Work order:
Locate all lines in the data below that hold "Give" and show them.

-- Opening Marker --

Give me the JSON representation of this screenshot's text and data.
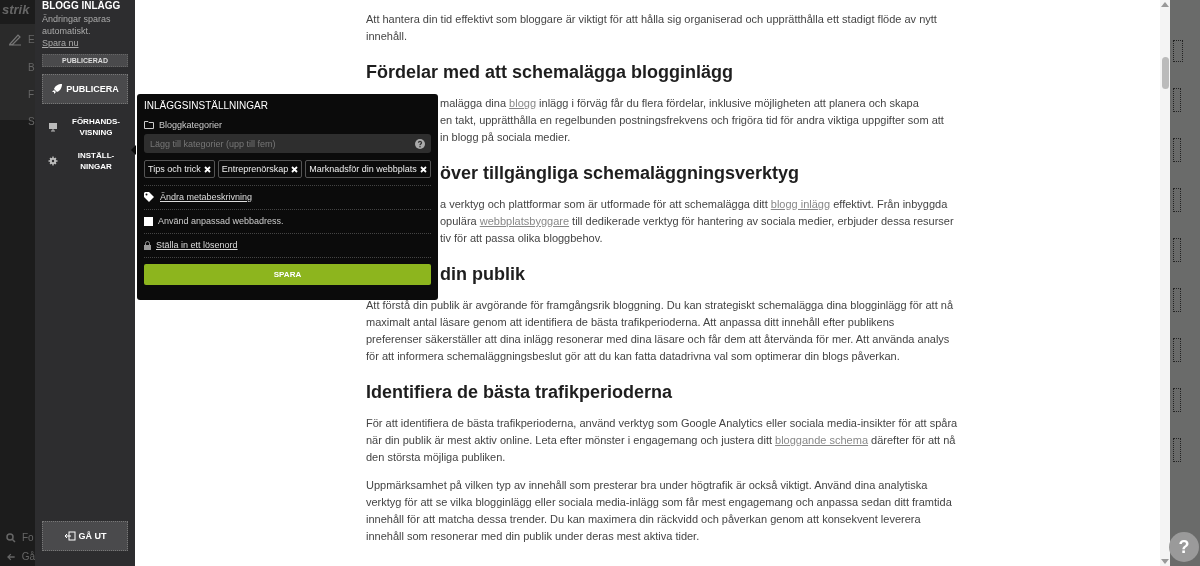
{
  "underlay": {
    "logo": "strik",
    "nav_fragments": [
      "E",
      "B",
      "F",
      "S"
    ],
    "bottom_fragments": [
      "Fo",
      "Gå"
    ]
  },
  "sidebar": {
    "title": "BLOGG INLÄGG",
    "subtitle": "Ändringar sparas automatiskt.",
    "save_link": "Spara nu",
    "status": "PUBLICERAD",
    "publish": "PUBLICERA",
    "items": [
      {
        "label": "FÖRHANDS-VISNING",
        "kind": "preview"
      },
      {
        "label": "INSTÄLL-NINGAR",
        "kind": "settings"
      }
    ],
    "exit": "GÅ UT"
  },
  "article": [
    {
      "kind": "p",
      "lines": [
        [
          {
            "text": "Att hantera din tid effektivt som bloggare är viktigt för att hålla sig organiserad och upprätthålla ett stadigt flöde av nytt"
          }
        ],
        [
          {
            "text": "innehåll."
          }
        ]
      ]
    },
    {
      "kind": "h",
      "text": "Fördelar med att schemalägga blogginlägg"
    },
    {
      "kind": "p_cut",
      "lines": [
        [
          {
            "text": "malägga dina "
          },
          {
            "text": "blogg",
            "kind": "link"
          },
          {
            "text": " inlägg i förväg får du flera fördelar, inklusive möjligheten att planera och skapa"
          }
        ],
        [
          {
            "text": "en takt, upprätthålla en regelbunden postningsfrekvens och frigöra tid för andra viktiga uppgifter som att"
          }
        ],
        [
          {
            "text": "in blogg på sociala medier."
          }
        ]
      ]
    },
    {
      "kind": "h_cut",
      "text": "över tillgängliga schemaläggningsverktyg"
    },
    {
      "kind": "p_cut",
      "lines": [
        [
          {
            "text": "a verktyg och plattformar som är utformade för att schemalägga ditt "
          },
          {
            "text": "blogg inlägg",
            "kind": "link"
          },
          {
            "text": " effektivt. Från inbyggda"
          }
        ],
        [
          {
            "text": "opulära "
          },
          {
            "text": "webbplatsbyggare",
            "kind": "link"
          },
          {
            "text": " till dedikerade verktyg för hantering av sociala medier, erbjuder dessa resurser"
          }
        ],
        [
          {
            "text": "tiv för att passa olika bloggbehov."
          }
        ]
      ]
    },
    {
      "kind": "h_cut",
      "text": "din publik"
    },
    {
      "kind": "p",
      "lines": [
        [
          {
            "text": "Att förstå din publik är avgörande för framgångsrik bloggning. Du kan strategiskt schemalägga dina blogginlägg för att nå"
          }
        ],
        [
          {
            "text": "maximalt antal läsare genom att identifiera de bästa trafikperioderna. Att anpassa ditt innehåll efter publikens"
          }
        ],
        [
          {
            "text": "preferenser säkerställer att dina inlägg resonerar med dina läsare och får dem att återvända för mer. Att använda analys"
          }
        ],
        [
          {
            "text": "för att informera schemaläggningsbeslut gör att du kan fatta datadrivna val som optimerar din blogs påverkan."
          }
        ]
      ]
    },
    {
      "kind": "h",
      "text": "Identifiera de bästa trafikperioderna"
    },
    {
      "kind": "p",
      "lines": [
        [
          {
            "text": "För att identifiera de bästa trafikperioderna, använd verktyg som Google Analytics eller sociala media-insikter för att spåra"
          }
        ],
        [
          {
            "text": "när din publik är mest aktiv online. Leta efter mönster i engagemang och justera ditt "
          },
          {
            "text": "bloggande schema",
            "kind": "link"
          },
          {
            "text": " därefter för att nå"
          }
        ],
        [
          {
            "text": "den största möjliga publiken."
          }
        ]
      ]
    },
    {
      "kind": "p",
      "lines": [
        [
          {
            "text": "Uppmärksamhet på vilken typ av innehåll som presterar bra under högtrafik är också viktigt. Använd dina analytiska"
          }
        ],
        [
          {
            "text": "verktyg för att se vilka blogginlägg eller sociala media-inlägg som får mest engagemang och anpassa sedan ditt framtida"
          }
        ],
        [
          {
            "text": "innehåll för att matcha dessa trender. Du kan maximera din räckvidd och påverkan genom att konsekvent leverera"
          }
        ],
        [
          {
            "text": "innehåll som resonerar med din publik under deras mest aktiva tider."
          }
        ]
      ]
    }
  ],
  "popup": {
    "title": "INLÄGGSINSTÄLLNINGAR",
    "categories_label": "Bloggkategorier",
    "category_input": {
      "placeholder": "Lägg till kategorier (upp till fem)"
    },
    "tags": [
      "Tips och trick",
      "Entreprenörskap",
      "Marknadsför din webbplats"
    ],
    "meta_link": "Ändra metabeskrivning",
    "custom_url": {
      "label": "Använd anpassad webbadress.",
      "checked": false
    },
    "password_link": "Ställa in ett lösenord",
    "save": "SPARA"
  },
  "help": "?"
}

-- Closing Marker --
-- Opening Marker --

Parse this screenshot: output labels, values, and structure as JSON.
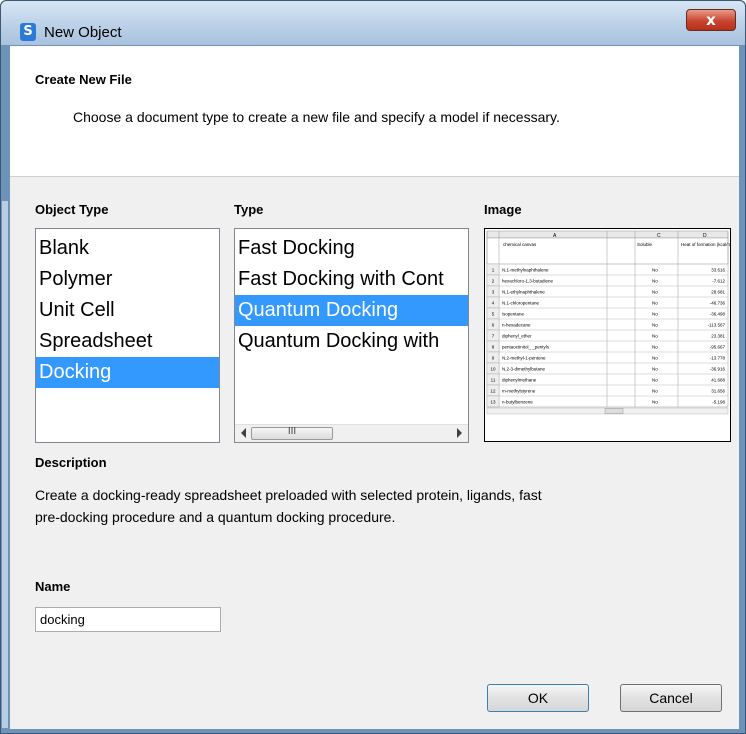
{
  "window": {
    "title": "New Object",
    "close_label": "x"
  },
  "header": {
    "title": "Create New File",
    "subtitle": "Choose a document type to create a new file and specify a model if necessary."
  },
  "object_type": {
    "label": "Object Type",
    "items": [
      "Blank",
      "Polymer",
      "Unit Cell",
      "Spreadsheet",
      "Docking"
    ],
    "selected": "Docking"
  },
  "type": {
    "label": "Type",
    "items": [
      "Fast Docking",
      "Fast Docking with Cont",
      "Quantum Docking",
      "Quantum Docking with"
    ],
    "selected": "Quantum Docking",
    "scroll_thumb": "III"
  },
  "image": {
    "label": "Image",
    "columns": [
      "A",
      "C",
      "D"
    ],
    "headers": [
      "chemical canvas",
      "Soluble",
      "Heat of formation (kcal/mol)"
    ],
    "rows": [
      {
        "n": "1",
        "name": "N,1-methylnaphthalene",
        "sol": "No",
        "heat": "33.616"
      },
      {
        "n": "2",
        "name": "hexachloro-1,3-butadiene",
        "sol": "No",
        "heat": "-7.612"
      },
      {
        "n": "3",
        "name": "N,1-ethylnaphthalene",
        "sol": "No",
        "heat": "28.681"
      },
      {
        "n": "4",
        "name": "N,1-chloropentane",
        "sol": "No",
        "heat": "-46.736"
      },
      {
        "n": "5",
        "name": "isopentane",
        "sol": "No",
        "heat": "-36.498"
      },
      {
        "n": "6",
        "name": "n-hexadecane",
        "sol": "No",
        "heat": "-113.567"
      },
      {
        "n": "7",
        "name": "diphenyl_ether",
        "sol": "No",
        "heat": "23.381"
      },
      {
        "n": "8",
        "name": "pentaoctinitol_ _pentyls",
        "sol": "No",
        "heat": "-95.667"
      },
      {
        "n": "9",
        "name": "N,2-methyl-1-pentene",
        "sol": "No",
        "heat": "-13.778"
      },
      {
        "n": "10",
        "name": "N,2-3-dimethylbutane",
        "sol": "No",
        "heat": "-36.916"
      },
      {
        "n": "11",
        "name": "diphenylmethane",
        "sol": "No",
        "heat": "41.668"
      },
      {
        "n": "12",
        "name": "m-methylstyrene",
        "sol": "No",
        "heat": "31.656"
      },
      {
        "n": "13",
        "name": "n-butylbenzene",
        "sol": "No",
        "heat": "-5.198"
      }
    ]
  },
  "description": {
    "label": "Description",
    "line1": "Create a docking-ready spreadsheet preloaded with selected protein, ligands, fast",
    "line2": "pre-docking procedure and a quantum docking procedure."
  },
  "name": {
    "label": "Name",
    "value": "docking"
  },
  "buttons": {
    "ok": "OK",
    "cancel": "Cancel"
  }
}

-- Closing Marker --
-- Opening Marker --

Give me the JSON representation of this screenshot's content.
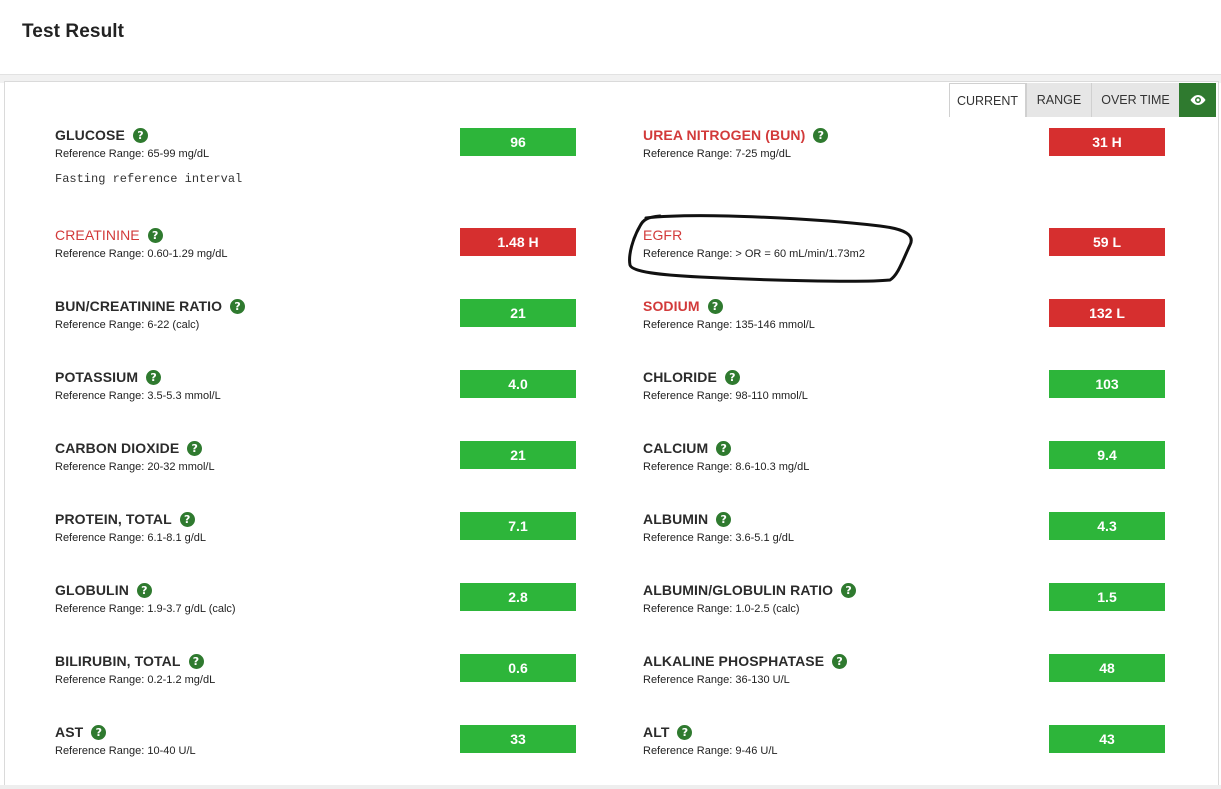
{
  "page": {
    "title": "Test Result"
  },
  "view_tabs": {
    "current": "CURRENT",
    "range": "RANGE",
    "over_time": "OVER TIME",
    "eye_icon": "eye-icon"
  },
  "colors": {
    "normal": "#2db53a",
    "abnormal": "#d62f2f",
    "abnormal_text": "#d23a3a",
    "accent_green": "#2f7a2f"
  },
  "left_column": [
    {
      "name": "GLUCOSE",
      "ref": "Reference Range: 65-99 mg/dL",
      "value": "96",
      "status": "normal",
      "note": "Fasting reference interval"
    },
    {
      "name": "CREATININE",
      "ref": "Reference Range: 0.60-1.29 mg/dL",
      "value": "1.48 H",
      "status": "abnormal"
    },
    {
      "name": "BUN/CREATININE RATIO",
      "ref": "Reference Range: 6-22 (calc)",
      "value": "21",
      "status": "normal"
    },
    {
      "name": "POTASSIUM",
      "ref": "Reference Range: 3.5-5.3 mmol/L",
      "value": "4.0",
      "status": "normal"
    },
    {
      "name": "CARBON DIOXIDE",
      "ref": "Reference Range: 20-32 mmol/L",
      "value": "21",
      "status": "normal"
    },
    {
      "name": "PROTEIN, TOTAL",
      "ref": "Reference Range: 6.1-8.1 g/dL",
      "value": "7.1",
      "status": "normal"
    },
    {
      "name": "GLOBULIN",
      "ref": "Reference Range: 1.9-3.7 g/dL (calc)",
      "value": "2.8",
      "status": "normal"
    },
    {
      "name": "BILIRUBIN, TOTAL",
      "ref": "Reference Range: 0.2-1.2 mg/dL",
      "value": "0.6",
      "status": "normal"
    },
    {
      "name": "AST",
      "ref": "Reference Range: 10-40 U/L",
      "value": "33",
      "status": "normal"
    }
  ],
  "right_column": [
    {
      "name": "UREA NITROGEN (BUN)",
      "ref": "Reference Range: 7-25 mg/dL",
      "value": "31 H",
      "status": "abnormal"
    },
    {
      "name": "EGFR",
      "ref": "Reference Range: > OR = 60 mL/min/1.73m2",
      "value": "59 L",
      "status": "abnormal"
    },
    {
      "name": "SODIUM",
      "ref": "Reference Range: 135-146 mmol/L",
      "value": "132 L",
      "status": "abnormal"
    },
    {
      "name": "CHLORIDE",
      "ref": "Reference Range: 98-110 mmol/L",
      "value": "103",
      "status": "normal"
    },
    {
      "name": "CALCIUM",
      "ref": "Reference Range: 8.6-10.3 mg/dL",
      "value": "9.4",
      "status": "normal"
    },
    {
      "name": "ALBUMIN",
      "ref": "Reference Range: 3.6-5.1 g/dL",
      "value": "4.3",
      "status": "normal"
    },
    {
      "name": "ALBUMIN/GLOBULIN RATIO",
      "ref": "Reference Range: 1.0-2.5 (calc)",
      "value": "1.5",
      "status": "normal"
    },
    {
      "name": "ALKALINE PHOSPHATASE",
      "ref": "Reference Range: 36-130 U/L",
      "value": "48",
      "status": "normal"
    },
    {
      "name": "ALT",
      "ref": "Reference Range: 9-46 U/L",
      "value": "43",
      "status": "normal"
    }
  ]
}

-- Closing Marker --

Answer section:
Give me the JSON representation of this screenshot's text and data.
Give me the JSON representation of this screenshot's content.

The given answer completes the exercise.